====== STORED DATA ======

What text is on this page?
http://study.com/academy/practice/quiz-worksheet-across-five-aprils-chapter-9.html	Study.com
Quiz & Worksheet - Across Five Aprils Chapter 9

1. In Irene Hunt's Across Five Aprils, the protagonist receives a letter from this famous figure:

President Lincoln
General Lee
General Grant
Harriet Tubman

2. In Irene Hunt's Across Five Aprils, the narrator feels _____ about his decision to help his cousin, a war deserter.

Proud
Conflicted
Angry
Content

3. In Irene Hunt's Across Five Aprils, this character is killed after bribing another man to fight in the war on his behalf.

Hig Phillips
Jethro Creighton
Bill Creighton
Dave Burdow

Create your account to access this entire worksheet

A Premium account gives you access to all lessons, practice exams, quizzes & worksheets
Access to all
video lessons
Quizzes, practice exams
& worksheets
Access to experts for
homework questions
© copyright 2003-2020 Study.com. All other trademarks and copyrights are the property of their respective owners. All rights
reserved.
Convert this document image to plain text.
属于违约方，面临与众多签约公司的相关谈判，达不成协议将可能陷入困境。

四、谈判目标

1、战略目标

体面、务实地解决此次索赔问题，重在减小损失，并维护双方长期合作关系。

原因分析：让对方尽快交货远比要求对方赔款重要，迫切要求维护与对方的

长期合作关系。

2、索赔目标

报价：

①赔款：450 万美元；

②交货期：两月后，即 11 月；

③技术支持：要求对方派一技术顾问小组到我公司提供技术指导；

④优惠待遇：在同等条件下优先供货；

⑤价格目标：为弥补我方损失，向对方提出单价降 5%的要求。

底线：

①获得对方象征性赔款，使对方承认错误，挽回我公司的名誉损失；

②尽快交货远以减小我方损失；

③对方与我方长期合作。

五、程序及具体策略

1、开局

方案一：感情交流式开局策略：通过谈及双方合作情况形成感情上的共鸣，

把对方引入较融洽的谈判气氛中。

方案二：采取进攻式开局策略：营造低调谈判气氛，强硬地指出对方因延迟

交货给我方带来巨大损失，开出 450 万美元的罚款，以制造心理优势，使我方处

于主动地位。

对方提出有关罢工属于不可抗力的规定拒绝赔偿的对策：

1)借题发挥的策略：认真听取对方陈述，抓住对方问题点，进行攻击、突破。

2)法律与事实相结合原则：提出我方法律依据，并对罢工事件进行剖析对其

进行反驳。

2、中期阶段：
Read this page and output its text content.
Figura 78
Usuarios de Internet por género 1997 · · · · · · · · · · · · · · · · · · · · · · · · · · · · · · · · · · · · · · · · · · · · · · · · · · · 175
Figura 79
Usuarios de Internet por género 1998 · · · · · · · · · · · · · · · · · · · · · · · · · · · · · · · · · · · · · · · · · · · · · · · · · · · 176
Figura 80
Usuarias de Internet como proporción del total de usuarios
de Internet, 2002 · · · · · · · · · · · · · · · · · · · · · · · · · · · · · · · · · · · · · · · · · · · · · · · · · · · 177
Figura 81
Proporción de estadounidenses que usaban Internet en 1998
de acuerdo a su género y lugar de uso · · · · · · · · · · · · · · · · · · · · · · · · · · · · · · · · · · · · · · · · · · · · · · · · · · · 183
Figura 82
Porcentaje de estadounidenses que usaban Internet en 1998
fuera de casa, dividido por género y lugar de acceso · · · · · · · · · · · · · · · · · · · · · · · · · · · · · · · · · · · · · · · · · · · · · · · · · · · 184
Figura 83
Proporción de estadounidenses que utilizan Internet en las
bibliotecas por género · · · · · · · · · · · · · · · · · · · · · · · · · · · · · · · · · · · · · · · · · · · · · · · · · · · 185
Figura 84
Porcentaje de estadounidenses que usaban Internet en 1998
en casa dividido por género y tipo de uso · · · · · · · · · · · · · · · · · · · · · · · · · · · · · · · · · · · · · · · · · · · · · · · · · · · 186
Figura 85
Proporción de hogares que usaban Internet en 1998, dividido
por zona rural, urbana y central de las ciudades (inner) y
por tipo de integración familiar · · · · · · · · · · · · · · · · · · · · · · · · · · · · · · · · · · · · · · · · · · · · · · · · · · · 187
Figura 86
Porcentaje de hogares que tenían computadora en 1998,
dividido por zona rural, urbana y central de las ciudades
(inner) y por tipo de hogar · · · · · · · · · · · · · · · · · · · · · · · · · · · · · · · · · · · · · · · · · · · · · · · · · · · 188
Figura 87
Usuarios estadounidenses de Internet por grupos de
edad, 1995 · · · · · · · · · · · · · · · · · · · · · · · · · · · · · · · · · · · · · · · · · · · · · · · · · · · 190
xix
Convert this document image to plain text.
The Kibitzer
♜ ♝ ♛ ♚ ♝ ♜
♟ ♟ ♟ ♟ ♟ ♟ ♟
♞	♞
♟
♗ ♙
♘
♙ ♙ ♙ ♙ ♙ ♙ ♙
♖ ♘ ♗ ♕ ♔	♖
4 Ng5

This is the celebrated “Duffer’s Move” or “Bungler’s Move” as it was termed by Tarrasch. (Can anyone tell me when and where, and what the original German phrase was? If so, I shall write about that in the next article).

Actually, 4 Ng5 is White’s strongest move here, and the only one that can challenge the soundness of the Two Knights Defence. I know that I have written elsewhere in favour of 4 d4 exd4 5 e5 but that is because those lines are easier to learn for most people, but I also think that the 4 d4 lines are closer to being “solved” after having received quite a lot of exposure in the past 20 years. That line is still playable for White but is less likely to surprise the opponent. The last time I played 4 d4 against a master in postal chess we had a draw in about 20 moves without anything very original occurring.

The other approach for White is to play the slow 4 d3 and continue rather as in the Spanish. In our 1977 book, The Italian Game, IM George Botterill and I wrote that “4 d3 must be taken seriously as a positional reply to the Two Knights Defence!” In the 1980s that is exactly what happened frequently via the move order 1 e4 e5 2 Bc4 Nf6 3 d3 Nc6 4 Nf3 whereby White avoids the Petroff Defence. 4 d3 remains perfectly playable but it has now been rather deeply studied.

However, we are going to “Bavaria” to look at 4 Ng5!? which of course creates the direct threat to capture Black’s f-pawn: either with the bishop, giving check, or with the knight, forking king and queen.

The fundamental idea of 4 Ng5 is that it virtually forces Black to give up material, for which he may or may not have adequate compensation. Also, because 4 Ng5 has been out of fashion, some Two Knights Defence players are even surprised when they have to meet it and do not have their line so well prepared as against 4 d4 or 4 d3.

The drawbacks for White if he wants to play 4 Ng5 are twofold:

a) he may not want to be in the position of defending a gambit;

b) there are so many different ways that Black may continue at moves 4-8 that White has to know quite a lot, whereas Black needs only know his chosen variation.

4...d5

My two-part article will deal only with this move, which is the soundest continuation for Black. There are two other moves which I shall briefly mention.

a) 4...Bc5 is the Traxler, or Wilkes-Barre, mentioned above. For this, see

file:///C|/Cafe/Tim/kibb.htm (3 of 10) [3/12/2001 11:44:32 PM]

======

_WORK INSTRUCTIONS_
Set every line of the listing down word for word.

_RESULT OF THIS TASK_
What text is on this page?
http://study.com/academy/practice/quiz-worksheet-across-five-aprils-chapter-9.html	Study.com
Quiz & Worksheet - Across Five Aprils Chapter 9

1. In Irene Hunt's Across Five Aprils, the protagonist receives a letter from this famous figure:

President Lincoln
General Lee
General Grant
Harriet Tubman

2. In Irene Hunt's Across Five Aprils, the narrator feels _____ about his decision to help his cousin, a war deserter.

Proud
Conflicted
Angry
Content

3. In Irene Hunt's Across Five Aprils, this character is killed after bribing another man to fight in the war on his behalf.

Hig Phillips
Jethro Creighton
Bill Creighton
Dave Burdow

Create your account to access this entire worksheet

A Premium account gives you access to all lessons, practice exams, quizzes & worksheets
Access to all
video lessons
Quizzes, practice exams
& worksheets
Access to experts for
homework questions
© copyright 2003-2020 Study.com. All other trademarks and copyrights are the property of their respective owners. All rights
reserved.
Convert this document image to plain text.
属于违约方，面临与众多签约公司的相关谈判，达不成协议将可能陷入困境。

四、谈判目标

1、战略目标

体面、务实地解决此次索赔问题，重在减小损失，并维护双方长期合作关系。

原因分析：让对方尽快交货远比要求对方赔款重要，迫切要求维护与对方的

长期合作关系。

2、索赔目标

报价：

①赔款：450 万美元；

②交货期：两月后，即 11 月；

③技术支持：要求对方派一技术顾问小组到我公司提供技术指导；

④优惠待遇：在同等条件下优先供货；

⑤价格目标：为弥补我方损失，向对方提出单价降 5%的要求。

底线：

①获得对方象征性赔款，使对方承认错误，挽回我公司的名誉损失；

②尽快交货远以减小我方损失；

③对方与我方长期合作。

五、程序及具体策略

1、开局

方案一：感情交流式开局策略：通过谈及双方合作情况形成感情上的共鸣，

把对方引入较融洽的谈判气氛中。

方案二：采取进攻式开局策略：营造低调谈判气氛，强硬地指出对方因延迟

交货给我方带来巨大损失，开出 450 万美元的罚款，以制造心理优势，使我方处

于主动地位。

对方提出有关罢工属于不可抗力的规定拒绝赔偿的对策：

1)借题发挥的策略：认真听取对方陈述，抓住对方问题点，进行攻击、突破。

2)法律与事实相结合原则：提出我方法律依据，并对罢工事件进行剖析对其

进行反驳。

2、中期阶段：
Read this page and output its text content.
Figura 78
Usuarios de Internet por género 1997 · · · · · · · · · · · · · · · · · · · · · · · · · · · · · · · · · · · · · · · · · · · · · · · · · · · 175
Figura 79
Usuarios de Internet por género 1998 · · · · · · · · · · · · · · · · · · · · · · · · · · · · · · · · · · · · · · · · · · · · · · · · · · · 176
Figura 80
Usuarias de Internet como proporción del total de usuarios
de Internet, 2002 · · · · · · · · · · · · · · · · · · · · · · · · · · · · · · · · · · · · · · · · · · · · · · · · · · · 177
Figura 81
Proporción de estadounidenses que usaban Internet en 1998
de acuerdo a su género y lugar de uso · · · · · · · · · · · · · · · · · · · · · · · · · · · · · · · · · · · · · · · · · · · · · · · · · · · 183
Figura 82
Porcentaje de estadounidenses que usaban Internet en 1998
fuera de casa, dividido por género y lugar de acceso · · · · · · · · · · · · · · · · · · · · · · · · · · · · · · · · · · · · · · · · · · · · · · · · · · · 184
Figura 83
Proporción de estadounidenses que utilizan Internet en las
bibliotecas por género · · · · · · · · · · · · · · · · · · · · · · · · · · · · · · · · · · · · · · · · · · · · · · · · · · · 185
Figura 84
Porcentaje de estadounidenses que usaban Internet en 1998
en casa dividido por género y tipo de uso · · · · · · · · · · · · · · · · · · · · · · · · · · · · · · · · · · · · · · · · · · · · · · · · · · · 186
Figura 85
Proporción de hogares que usaban Internet en 1998, dividido
por zona rural, urbana y central de las ciudades (inner) y
por tipo de integración familiar · · · · · · · · · · · · · · · · · · · · · · · · · · · · · · · · · · · · · · · · · · · · · · · · · · · 187
Figura 86
Porcentaje de hogares que tenían computadora en 1998,
dividido por zona rural, urbana y central de las ciudades
(inner) y por tipo de hogar · · · · · · · · · · · · · · · · · · · · · · · · · · · · · · · · · · · · · · · · · · · · · · · · · · · 188
Figura 87
Usuarios estadounidenses de Internet por grupos de
edad, 1995 · · · · · · · · · · · · · · · · · · · · · · · · · · · · · · · · · · · · · · · · · · · · · · · · · · · 190
xix
Convert this document image to plain text.
The Kibitzer
♜ ♝ ♛ ♚ ♝ ♜
♟ ♟ ♟ ♟ ♟ ♟ ♟
♞	♞
♟
♗ ♙
♘
♙ ♙ ♙ ♙ ♙ ♙ ♙
♖ ♘ ♗ ♕ ♔	♖
4 Ng5

This is the celebrated “Duffer’s Move” or “Bungler’s Move” as it was termed by Tarrasch. (Can anyone tell me when and where, and what the original German phrase was? If so, I shall write about that in the next article).

Actually, 4 Ng5 is White’s strongest move here, and the only one that can challenge the soundness of the Two Knights Defence. I know that I have written elsewhere in favour of 4 d4 exd4 5 e5 but that is because those lines are easier to learn for most people, but I also think that the 4 d4 lines are closer to being “solved” after having received quite a lot of exposure in the past 20 years. That line is still playable for White but is less likely to surprise the opponent. The last time I played 4 d4 against a master in postal chess we had a draw in about 20 moves without anything very original occurring.

The other approach for White is to play the slow 4 d3 and continue rather as in the Spanish. In our 1977 book, The Italian Game, IM George Botterill and I wrote that “4 d3 must be taken seriously as a positional reply to the Two Knights Defence!” In the 1980s that is exactly what happened frequently via the move order 1 e4 e5 2 Bc4 Nf6 3 d3 Nc6 4 Nf3 whereby White avoids the Petroff Defence. 4 d3 remains perfectly playable but it has now been rather deeply studied.

However, we are going to “Bavaria” to look at 4 Ng5!? which of course creates the direct threat to capture Black’s f-pawn: either with the bishop, giving check, or with the knight, forking king and queen.

The fundamental idea of 4 Ng5 is that it virtually forces Black to give up material, for which he may or may not have adequate compensation. Also, because 4 Ng5 has been out of fashion, some Two Knights Defence players are even surprised when they have to meet it and do not have their line so well prepared as against 4 d4 or 4 d3.

The drawbacks for White if he wants to play 4 Ng5 are twofold:

a) he may not want to be in the position of defending a gambit;

b) there are so many different ways that Black may continue at moves 4-8 that White has to know quite a lot, whereas Black needs only know his chosen variation.

4...d5

My two-part article will deal only with this move, which is the soundest continuation for Black. There are two other moves which I shall briefly mention.

a) 4...Bc5 is the Traxler, or Wilkes-Barre, mentioned above. For this, see

file:///C|/Cafe/Tim/kibb.htm (3 of 10) [3/12/2001 11:44:32 PM]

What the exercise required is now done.